◆ **EXCERPTED TEXT**:
401k – Old vs New – Where Should I Move it? (Part 2)

on June 9, 2016 No comments

In a recent article 401k – Old vs New – Where Should I Move It?, we discussed some of the 401k options that investors could take per guidelines of the Financial Industry Regulatory Authority (FINRA).   In this series on 401ks, we’ll cover the third of the four mentioned in our May blog.   This third option is simple-  liquidating and moving the cash value out of your tax-deferred retirement account and receiving your check in a taxable non-retirement account.   Data in 2013 from Fidelity revealed that people aged 20-49 years old, an average of 32-43% would cash out of their 401k when they terminated and changed jobs (see chart below).  We’ll also cover in a moment where this strategy is not so simple, metaphorically speaking.   

 

401(k) cash outs

(Source: Fidelity data based on the analysis of 900,000 terminating participants in workplace 401k plans; based on 12/31/13 data. Because of rounding, figures might not total 100%.)

 

Liquidating All or Some of Your 401k

If you choose to fully liquidate out of your 401k to take full cash value of your account, you will first have to contact your former 401k plan provider to get the proper paperwork started.   Requesting sells of positions will go to cash in your retirement plan once you request the distribution check.   One of the big negatives to liquidating your 401k is the loss of long-term compounding growth and tax deferral.  The benefit of reinvested capital gains, dividends, and interest with any tax consequence go away.  Investing into another investment account with no real tax benefit after liquidation is typically not a sensible strategy.  When people liquidate out of their 401k plan it’s typically for short-term emergency cash needs due to loss of a job.  This is why we would advise against this knowing it’s the least optimal and of last resort.

◆ **TASK STATEMENT**:
Transcribe part of the 401k article above word for word, beginning at the words "In a recent" and stopping after the words "simple, metaphorically speaking.".

◆ **Dataset rows**:
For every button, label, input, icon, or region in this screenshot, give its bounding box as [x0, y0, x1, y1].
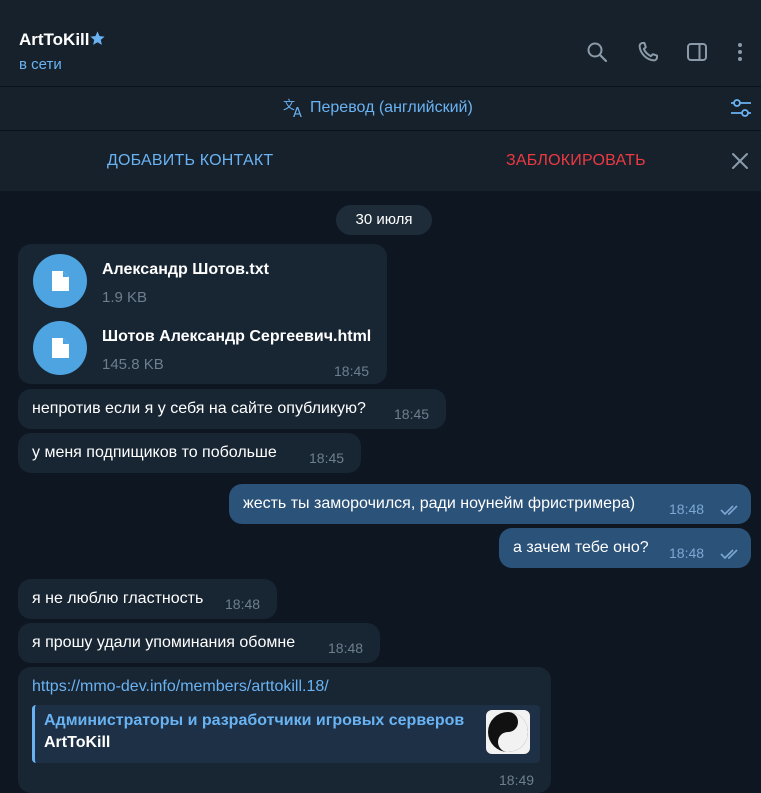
- translate-button[interactable]: 文 A Перевод (английский): [282, 97, 473, 119]
- file-size: 1.9 KB: [102, 289, 148, 306]
- link-message: https://mmo-dev.info/members/arttokill.1…: [18, 667, 551, 793]
- file-name[interactable]: Шотов Александр Сергеевич.html: [102, 328, 371, 346]
- outgoing-message[interactable]: а зачем тебе оно? 18:48: [499, 528, 751, 568]
- outgoing-message[interactable]: жесть ты заморочился, ради ноунейм фрист…: [229, 484, 751, 524]
- translate-icon: 文 A: [283, 97, 302, 119]
- incoming-message[interactable]: я прошу удали упоминания обомне 18:48: [18, 623, 380, 663]
- link-preview[interactable]: Администраторы и разработчики игровых се…: [32, 705, 540, 763]
- file-download-button[interactable]: [33, 254, 87, 308]
- chat-title[interactable]: ArtToKill: [19, 30, 90, 50]
- message-time: 18:49: [499, 772, 535, 788]
- file-download-button[interactable]: [33, 321, 87, 375]
- preview-thumbnail: Ctrl-C Ctrl-V: [486, 710, 530, 754]
- message-link[interactable]: https://mmo-dev.info/members/arttokill.1…: [32, 678, 329, 696]
- star-icon: [90, 31, 105, 45]
- window-top-strip: [0, 0, 761, 18]
- translate-label: Перевод (английский): [310, 99, 473, 116]
- thumb-text-top: Ctrl-C: [500, 722, 517, 729]
- search-icon[interactable]: [585, 40, 609, 64]
- thumb-text-bottom: Ctrl-V: [501, 741, 518, 748]
- block-button[interactable]: ЗАБЛОКИРОВАТЬ: [506, 152, 646, 170]
- sidebar-toggle-icon[interactable]: [685, 40, 709, 64]
- svg-text:A: A: [293, 106, 302, 119]
- incoming-message[interactable]: я не люблю гластность 18:48: [18, 579, 277, 619]
- incoming-message[interactable]: у меня подпищиков то побольше 18:45: [18, 433, 361, 473]
- document-icon: [52, 271, 69, 291]
- message-time: 18:45: [394, 406, 430, 422]
- preview-description: ArtToKill: [44, 734, 111, 751]
- message-time: 18:48: [328, 640, 364, 656]
- preview-title: Администраторы и разработчики игровых се…: [44, 712, 465, 729]
- message-text: я не люблю гластность: [32, 590, 204, 607]
- file-size: 145.8 KB: [102, 356, 164, 373]
- message-text: у меня подпищиков то побольше: [32, 444, 277, 461]
- translate-bar: 文 A Перевод (английский): [0, 87, 761, 131]
- message-time: 18:48: [669, 545, 705, 561]
- close-icon[interactable]: [731, 152, 749, 170]
- message-text: непротив если я у себя на сайте опублику…: [32, 400, 366, 417]
- message-text: жесть ты заморочился, ради ноунейм фрист…: [243, 495, 636, 512]
- more-icon[interactable]: [728, 40, 752, 64]
- file-name[interactable]: Александр Шотов.txt: [102, 261, 269, 279]
- message-text: я прошу удали упоминания обомне: [32, 634, 296, 651]
- date-separator: 30 июля: [336, 205, 432, 235]
- chat-header: ArtToKill в сети: [0, 18, 761, 87]
- read-check-icon: [720, 549, 738, 560]
- message-time: 18:48: [225, 596, 261, 612]
- phone-icon[interactable]: [636, 40, 660, 64]
- incoming-message[interactable]: непротив если я у себя на сайте опублику…: [18, 389, 446, 429]
- file-message: Александр Шотов.txt 1.9 KB Шотов Алексан…: [18, 244, 387, 384]
- message-text: а зачем тебе оно?: [513, 539, 649, 556]
- yin-yang-icon: Ctrl-C Ctrl-V: [488, 712, 528, 752]
- message-time: 18:45: [309, 450, 345, 466]
- contact-action-bar: ДОБАВИТЬ КОНТАКТ ЗАБЛОКИРОВАТЬ: [0, 131, 761, 191]
- message-time: 18:48: [669, 501, 705, 517]
- document-icon: [52, 338, 69, 358]
- translate-settings-icon[interactable]: [729, 97, 753, 119]
- add-contact-button[interactable]: ДОБАВИТЬ КОНТАКТ: [107, 152, 273, 170]
- chat-status: в сети: [19, 56, 62, 73]
- read-check-icon: [720, 505, 738, 516]
- message-time: 18:45: [334, 363, 370, 379]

◆ **RESULT**:
In a recent article 401k – Old vs New – Where Should I Move It?, we discussed some of the 401k options that investors could take per guidelines of the Financial Industry Regulatory Authority (FINRA).   In this series on 401ks, we’ll cover the third of the four mentioned in our May blog.   This third option is simple-  liquidating and moving the cash value out of your tax-deferred retirement account and receiving your check in a taxable non-retirement account.   Data in 2013 from Fidelity revealed that people aged 20-49 years old, an average of 32-43% would cash out of their 401k when they terminated and changed jobs (see chart below).  We’ll also cover in a moment where this strategy is not so simple, metaphorically speaking.